What you have to do:
Write the entries out again exactly as they stand, but without the pictures.

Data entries
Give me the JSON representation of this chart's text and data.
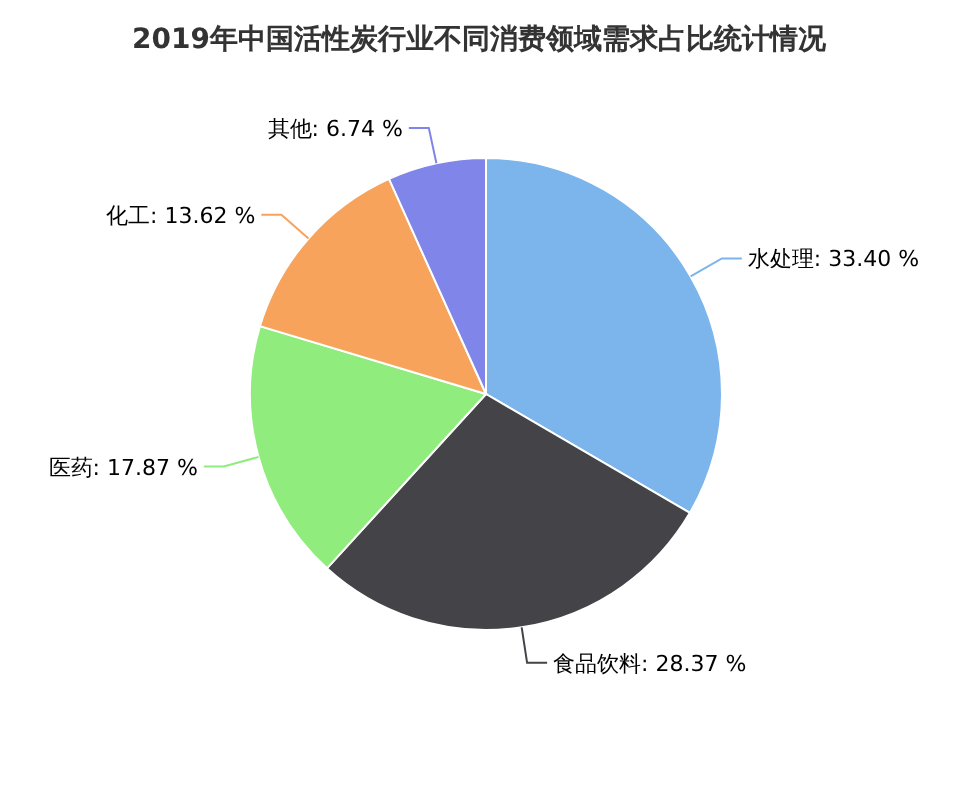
{
  "chart_data": {
    "type": "pie",
    "title": "2019年中国活性炭行业不同消费领域需求占比统计情况",
    "categories": [
      "水处理",
      "食品饮料",
      "医药",
      "化工",
      "其他"
    ],
    "values": [
      33.4,
      28.37,
      17.87,
      13.62,
      6.74
    ],
    "value_labels": [
      "33.40 %",
      "28.37 %",
      "17.87 %",
      "13.62 %",
      "6.74 %"
    ],
    "colors": [
      "#7cb5ec",
      "#434348",
      "#90ed7d",
      "#f7a35c",
      "#8085e9"
    ]
  }
}
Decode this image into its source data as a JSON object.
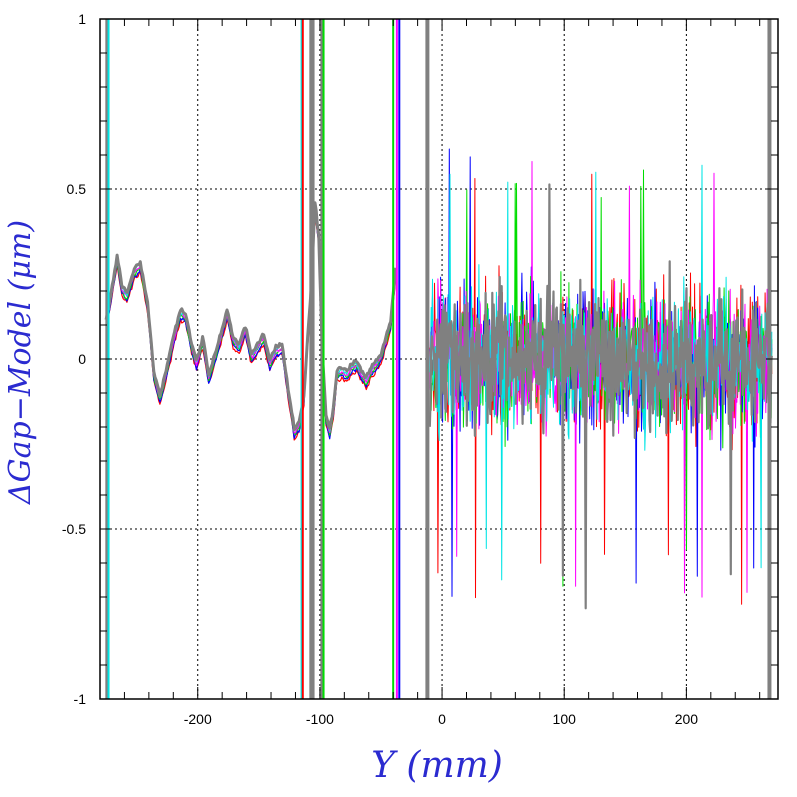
{
  "chart_data": {
    "type": "line",
    "xlabel": "Y (mm)",
    "ylabel": "ΔGap−Model (μm)",
    "xlim": [
      -280,
      275
    ],
    "ylim": [
      -1,
      1
    ],
    "x_ticks": [
      -200,
      -100,
      0,
      100,
      200
    ],
    "x_tick_labels": [
      "-200",
      "-100",
      "0",
      "100",
      "200"
    ],
    "y_ticks": [
      -1,
      -0.5,
      0,
      0.5,
      1
    ],
    "y_tick_labels": [
      "-1",
      "-0.5",
      "0",
      "0.5",
      "1"
    ],
    "grid": true,
    "series_colors": [
      "#ff0000",
      "#0000ff",
      "#00dd00",
      "#ff00ff",
      "#00e5e5",
      "#808080"
    ],
    "smooth_region_profile": {
      "x": [
        -275,
        -270,
        -266,
        -262,
        -258,
        -252,
        -247,
        -241,
        -236,
        -231,
        -226,
        -220,
        -214,
        -210,
        -205,
        -201,
        -196,
        -191,
        -186,
        -181,
        -176,
        -171,
        -166,
        -161,
        -156,
        -151,
        -146,
        -141,
        -136,
        -131,
        -126,
        -121,
        -117,
        -113,
        -110,
        -107,
        -104,
        -101,
        -98,
        -95,
        -92,
        -89,
        -86,
        -82,
        -78,
        -74,
        -70,
        -66,
        -62,
        -58,
        -54,
        -50,
        -46,
        -42,
        -38
      ],
      "y": [
        0.1,
        0.2,
        0.29,
        0.2,
        0.18,
        0.25,
        0.27,
        0.15,
        -0.05,
        -0.12,
        -0.05,
        0.05,
        0.13,
        0.12,
        0.03,
        -0.02,
        0.05,
        -0.06,
        0.0,
        0.06,
        0.13,
        0.05,
        0.03,
        0.08,
        0.0,
        0.03,
        0.06,
        -0.02,
        0.02,
        0.03,
        -0.1,
        -0.22,
        -0.2,
        -0.12,
        0.05,
        0.2,
        0.45,
        0.35,
        0.0,
        -0.18,
        -0.22,
        -0.16,
        -0.05,
        -0.04,
        -0.05,
        -0.03,
        -0.02,
        -0.05,
        -0.07,
        -0.04,
        -0.02,
        0.0,
        0.05,
        0.1,
        0.25
      ]
    },
    "noise_region": {
      "x_range": [
        -10,
        270
      ],
      "y_spread": 0.35,
      "occasional_max": 0.62,
      "occasional_min": -0.74
    },
    "spikes": [
      {
        "x": -274,
        "color": "#808080"
      },
      {
        "x": -273,
        "color": "#00e5e5"
      },
      {
        "x": -115,
        "color": "#00e5e5"
      },
      {
        "x": -114,
        "color": "#ff0000"
      },
      {
        "x": -107,
        "color": "#808080"
      },
      {
        "x": -106,
        "color": "#808080"
      },
      {
        "x": -98,
        "color": "#808080"
      },
      {
        "x": -97,
        "color": "#00dd00"
      },
      {
        "x": -40,
        "color": "#00dd00"
      },
      {
        "x": -37,
        "color": "#ff00ff"
      },
      {
        "x": -35,
        "color": "#0000ff"
      },
      {
        "x": -12,
        "color": "#808080"
      },
      {
        "x": 268,
        "color": "#808080"
      }
    ]
  }
}
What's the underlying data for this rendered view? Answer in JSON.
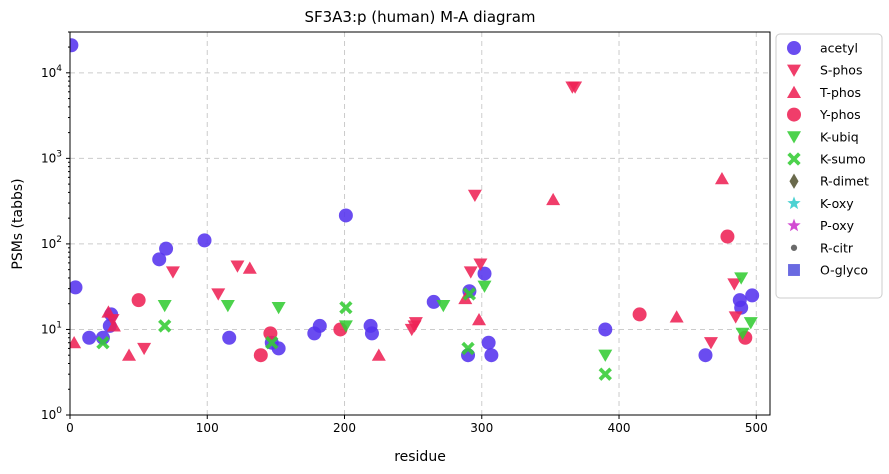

Reply:
Give me the JSON representation of this chart's text and data.
{
  "chart_data": {
    "type": "pie",
    "title": "2019年中国活性炭行业不同消费领域需求占比统计情况",
    "categories": [
      "水处理",
      "食品饮料",
      "医药",
      "化工",
      "其他"
    ],
    "values": [
      33.4,
      28.37,
      17.87,
      13.62,
      6.74
    ],
    "value_labels": [
      "33.40 %",
      "28.37 %",
      "17.87 %",
      "13.62 %",
      "6.74 %"
    ],
    "colors": [
      "#7cb5ec",
      "#434348",
      "#90ed7d",
      "#f7a35c",
      "#8085e9"
    ]
  }
}
Decode this image into its source data as a JSON object.
{
  "chart_data": {
    "type": "line",
    "xlabel": "Y (mm)",
    "ylabel": "ΔGap−Model (μm)",
    "xlim": [
      -280,
      275
    ],
    "ylim": [
      -1,
      1
    ],
    "x_ticks": [
      -200,
      -100,
      0,
      100,
      200
    ],
    "x_tick_labels": [
      "-200",
      "-100",
      "0",
      "100",
      "200"
    ],
    "y_ticks": [
      -1,
      -0.5,
      0,
      0.5,
      1
    ],
    "y_tick_labels": [
      "-1",
      "-0.5",
      "0",
      "0.5",
      "1"
    ],
    "grid": true,
    "series_colors": [
      "#ff0000",
      "#0000ff",
      "#00dd00",
      "#ff00ff",
      "#00e5e5",
      "#808080"
    ],
    "smooth_region_profile": {
      "x": [
        -275,
        -270,
        -266,
        -262,
        -258,
        -252,
        -247,
        -241,
        -236,
        -231,
        -226,
        -220,
        -214,
        -210,
        -205,
        -201,
        -196,
        -191,
        -186,
        -181,
        -176,
        -171,
        -166,
        -161,
        -156,
        -151,
        -146,
        -141,
        -136,
        -131,
        -126,
        -121,
        -117,
        -113,
        -110,
        -107,
        -104,
        -101,
        -98,
        -95,
        -92,
        -89,
        -86,
        -82,
        -78,
        -74,
        -70,
        -66,
        -62,
        -58,
        -54,
        -50,
        -46,
        -42,
        -38
      ],
      "y": [
        0.1,
        0.2,
        0.29,
        0.2,
        0.18,
        0.25,
        0.27,
        0.15,
        -0.05,
        -0.12,
        -0.05,
        0.05,
        0.13,
        0.12,
        0.03,
        -0.02,
        0.05,
        -0.06,
        0.0,
        0.06,
        0.13,
        0.05,
        0.03,
        0.08,
        0.0,
        0.03,
        0.06,
        -0.02,
        0.02,
        0.03,
        -0.1,
        -0.22,
        -0.2,
        -0.12,
        0.05,
        0.2,
        0.45,
        0.35,
        0.0,
        -0.18,
        -0.22,
        -0.16,
        -0.05,
        -0.04,
        -0.05,
        -0.03,
        -0.02,
        -0.05,
        -0.07,
        -0.04,
        -0.02,
        0.0,
        0.05,
        0.1,
        0.25
      ]
    },
    "noise_region": {
      "x_range": [
        -10,
        270
      ],
      "y_spread": 0.35,
      "occasional_max": 0.62,
      "occasional_min": -0.74
    },
    "spikes": [
      {
        "x": -274,
        "color": "#808080"
      },
      {
        "x": -273,
        "color": "#00e5e5"
      },
      {
        "x": -115,
        "color": "#00e5e5"
      },
      {
        "x": -114,
        "color": "#ff0000"
      },
      {
        "x": -107,
        "color": "#808080"
      },
      {
        "x": -106,
        "color": "#808080"
      },
      {
        "x": -98,
        "color": "#808080"
      },
      {
        "x": -97,
        "color": "#00dd00"
      },
      {
        "x": -40,
        "color": "#00dd00"
      },
      {
        "x": -37,
        "color": "#ff00ff"
      },
      {
        "x": -35,
        "color": "#0000ff"
      },
      {
        "x": -12,
        "color": "#808080"
      },
      {
        "x": 268,
        "color": "#808080"
      }
    ]
  }
}
What's the underlying data for this rendered view? Answer in JSON.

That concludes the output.